• Records supplied:
-------------------------
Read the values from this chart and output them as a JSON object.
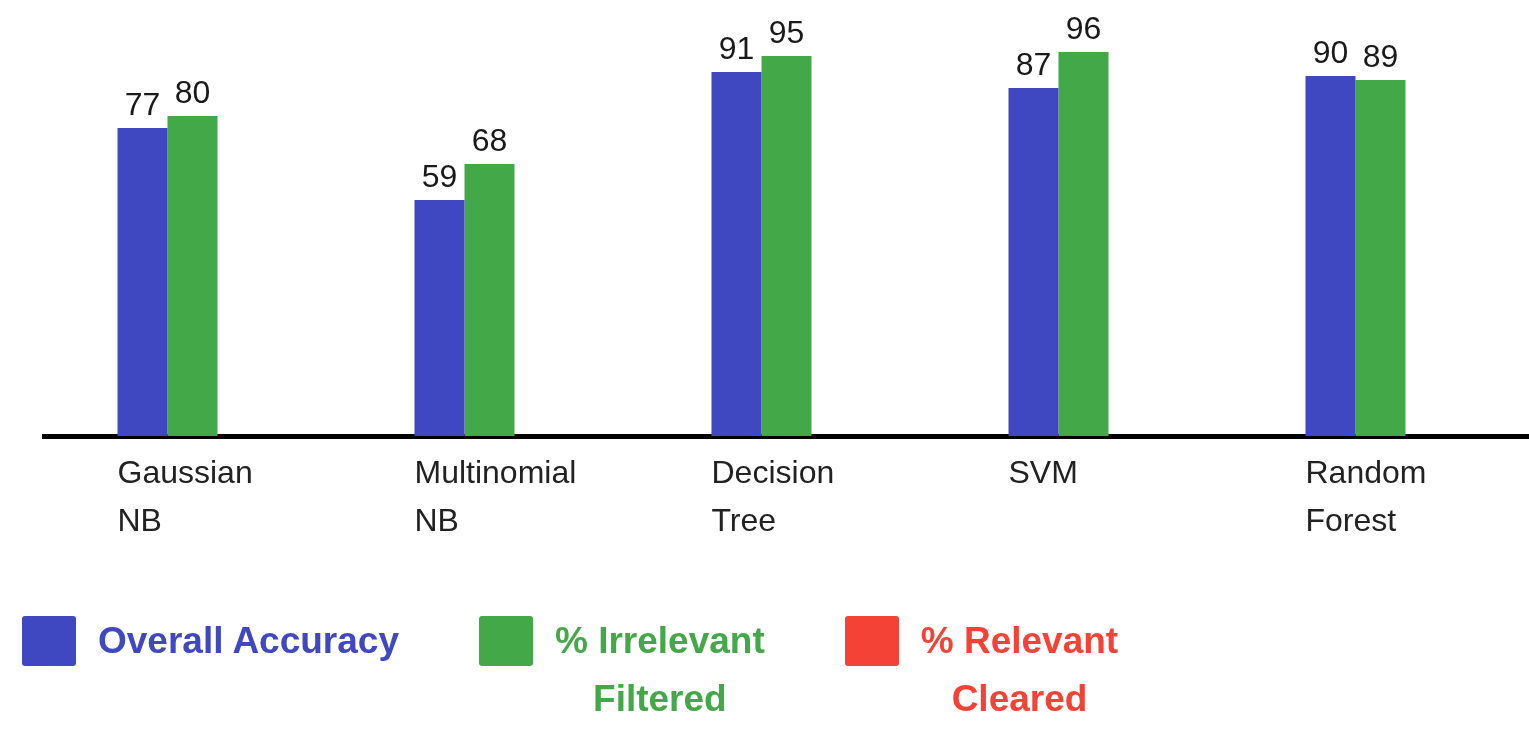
{
  "chart_data": {
    "type": "bar",
    "categories": [
      "Gaussian NB",
      "Multinomial NB",
      "Decision Tree",
      "SVM",
      "Random Forest"
    ],
    "series": [
      {
        "name": "Overall Accuracy",
        "color": "#3f48c0",
        "values": [
          77,
          59,
          91,
          87,
          90
        ]
      },
      {
        "name": "% Irrelevant Filtered",
        "color": "#43a847",
        "values": [
          80,
          68,
          95,
          96,
          89
        ]
      },
      {
        "name": "% Relevant Cleared",
        "color": "#f44336",
        "values": [
          null,
          null,
          null,
          null,
          null
        ]
      }
    ],
    "data_labels": true,
    "legend": "bottom",
    "tick_labels": "x"
  }
}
-------------------------
Return the full material word for word. Do not include the pictures.

• Result of this task:
Read the values from this chart and output them as a JSON object.
{
  "chart_data": {
    "type": "bar",
    "categories": [
      "Gaussian NB",
      "Multinomial NB",
      "Decision Tree",
      "SVM",
      "Random Forest"
    ],
    "series": [
      {
        "name": "Overall Accuracy",
        "color": "#3f48c0",
        "values": [
          77,
          59,
          91,
          87,
          90
        ]
      },
      {
        "name": "% Irrelevant Filtered",
        "color": "#43a847",
        "values": [
          80,
          68,
          95,
          96,
          89
        ]
      },
      {
        "name": "% Relevant Cleared",
        "color": "#f44336",
        "values": [
          null,
          null,
          null,
          null,
          null
        ]
      }
    ],
    "data_labels": true,
    "legend": "bottom",
    "tick_labels": "x"
  }
}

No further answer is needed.